> **Exercise aim**: Transcribe the listing below word for word.

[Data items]
** Start **

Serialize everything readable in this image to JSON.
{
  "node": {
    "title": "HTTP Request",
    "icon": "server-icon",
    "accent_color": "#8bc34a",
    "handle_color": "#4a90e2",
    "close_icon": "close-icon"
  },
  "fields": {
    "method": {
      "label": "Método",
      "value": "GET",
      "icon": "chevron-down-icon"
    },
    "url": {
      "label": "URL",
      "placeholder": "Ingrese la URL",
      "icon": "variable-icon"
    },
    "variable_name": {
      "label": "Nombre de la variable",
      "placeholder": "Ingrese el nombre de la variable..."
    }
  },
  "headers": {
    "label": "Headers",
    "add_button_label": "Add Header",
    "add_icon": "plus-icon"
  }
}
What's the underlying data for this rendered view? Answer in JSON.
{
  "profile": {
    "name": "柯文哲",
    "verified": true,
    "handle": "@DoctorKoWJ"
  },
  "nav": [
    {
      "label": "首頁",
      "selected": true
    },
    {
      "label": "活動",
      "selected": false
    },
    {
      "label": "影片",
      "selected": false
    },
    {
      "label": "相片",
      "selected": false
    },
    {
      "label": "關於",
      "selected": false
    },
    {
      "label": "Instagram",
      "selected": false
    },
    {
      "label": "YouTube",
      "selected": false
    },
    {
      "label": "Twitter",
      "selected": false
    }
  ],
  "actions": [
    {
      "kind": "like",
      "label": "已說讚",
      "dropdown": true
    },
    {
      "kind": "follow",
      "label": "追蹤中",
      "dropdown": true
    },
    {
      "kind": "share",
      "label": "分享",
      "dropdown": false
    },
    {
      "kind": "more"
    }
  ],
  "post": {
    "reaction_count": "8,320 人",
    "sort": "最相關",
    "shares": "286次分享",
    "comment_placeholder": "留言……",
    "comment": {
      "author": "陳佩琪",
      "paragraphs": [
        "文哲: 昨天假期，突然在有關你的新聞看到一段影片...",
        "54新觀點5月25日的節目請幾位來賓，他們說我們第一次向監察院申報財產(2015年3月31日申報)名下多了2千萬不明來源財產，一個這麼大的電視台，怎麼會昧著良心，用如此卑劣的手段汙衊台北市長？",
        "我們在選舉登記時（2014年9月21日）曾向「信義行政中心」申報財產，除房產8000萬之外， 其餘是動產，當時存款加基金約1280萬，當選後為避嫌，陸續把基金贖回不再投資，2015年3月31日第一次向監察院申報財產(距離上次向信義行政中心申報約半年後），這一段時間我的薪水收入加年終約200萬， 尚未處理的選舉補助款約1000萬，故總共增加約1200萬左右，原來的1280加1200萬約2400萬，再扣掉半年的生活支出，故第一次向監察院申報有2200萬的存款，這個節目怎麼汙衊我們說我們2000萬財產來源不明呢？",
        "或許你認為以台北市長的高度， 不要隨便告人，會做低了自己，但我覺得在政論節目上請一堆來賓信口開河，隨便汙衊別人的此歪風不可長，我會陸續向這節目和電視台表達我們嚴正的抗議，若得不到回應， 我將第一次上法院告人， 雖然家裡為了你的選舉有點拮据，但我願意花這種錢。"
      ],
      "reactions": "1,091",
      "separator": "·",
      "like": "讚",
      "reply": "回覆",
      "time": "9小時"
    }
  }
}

** End **

> **Response to this exercise**:
Serialize everything readable in this image to JSON.
{
  "node": {
    "title": "HTTP Request",
    "icon": "server-icon",
    "accent_color": "#8bc34a",
    "handle_color": "#4a90e2",
    "close_icon": "close-icon"
  },
  "fields": {
    "method": {
      "label": "Método",
      "value": "GET",
      "icon": "chevron-down-icon"
    },
    "url": {
      "label": "URL",
      "placeholder": "Ingrese la URL",
      "icon": "variable-icon"
    },
    "variable_name": {
      "label": "Nombre de la variable",
      "placeholder": "Ingrese el nombre de la variable..."
    }
  },
  "headers": {
    "label": "Headers",
    "add_button_label": "Add Header",
    "add_icon": "plus-icon"
  }
}
What's the underlying data for this rendered view? Answer in JSON.
{
  "profile": {
    "name": "柯文哲",
    "verified": true,
    "handle": "@DoctorKoWJ"
  },
  "nav": [
    {
      "label": "首頁",
      "selected": true
    },
    {
      "label": "活動",
      "selected": false
    },
    {
      "label": "影片",
      "selected": false
    },
    {
      "label": "相片",
      "selected": false
    },
    {
      "label": "關於",
      "selected": false
    },
    {
      "label": "Instagram",
      "selected": false
    },
    {
      "label": "YouTube",
      "selected": false
    },
    {
      "label": "Twitter",
      "selected": false
    }
  ],
  "actions": [
    {
      "kind": "like",
      "label": "已說讚",
      "dropdown": true
    },
    {
      "kind": "follow",
      "label": "追蹤中",
      "dropdown": true
    },
    {
      "kind": "share",
      "label": "分享",
      "dropdown": false
    },
    {
      "kind": "more"
    }
  ],
  "post": {
    "reaction_count": "8,320 人",
    "sort": "最相關",
    "shares": "286次分享",
    "comment_placeholder": "留言……",
    "comment": {
      "author": "陳佩琪",
      "paragraphs": [
        "文哲: 昨天假期，突然在有關你的新聞看到一段影片...",
        "54新觀點5月25日的節目請幾位來賓，他們說我們第一次向監察院申報財產(2015年3月31日申報)名下多了2千萬不明來源財產，一個這麼大的電視台，怎麼會昧著良心，用如此卑劣的手段汙衊台北市長？",
        "我們在選舉登記時（2014年9月21日）曾向「信義行政中心」申報財產，除房產8000萬之外， 其餘是動產，當時存款加基金約1280萬，當選後為避嫌，陸續把基金贖回不再投資，2015年3月31日第一次向監察院申報財產(距離上次向信義行政中心申報約半年後），這一段時間我的薪水收入加年終約200萬， 尚未處理的選舉補助款約1000萬，故總共增加約1200萬左右，原來的1280加1200萬約2400萬，再扣掉半年的生活支出，故第一次向監察院申報有2200萬的存款，這個節目怎麼汙衊我們說我們2000萬財產來源不明呢？",
        "或許你認為以台北市長的高度， 不要隨便告人，會做低了自己，但我覺得在政論節目上請一堆來賓信口開河，隨便汙衊別人的此歪風不可長，我會陸續向這節目和電視台表達我們嚴正的抗議，若得不到回應， 我將第一次上法院告人， 雖然家裡為了你的選舉有點拮据，但我願意花這種錢。"
      ],
      "reactions": "1,091",
      "separator": "·",
      "like": "讚",
      "reply": "回覆",
      "time": "9小時"
    }
  }
}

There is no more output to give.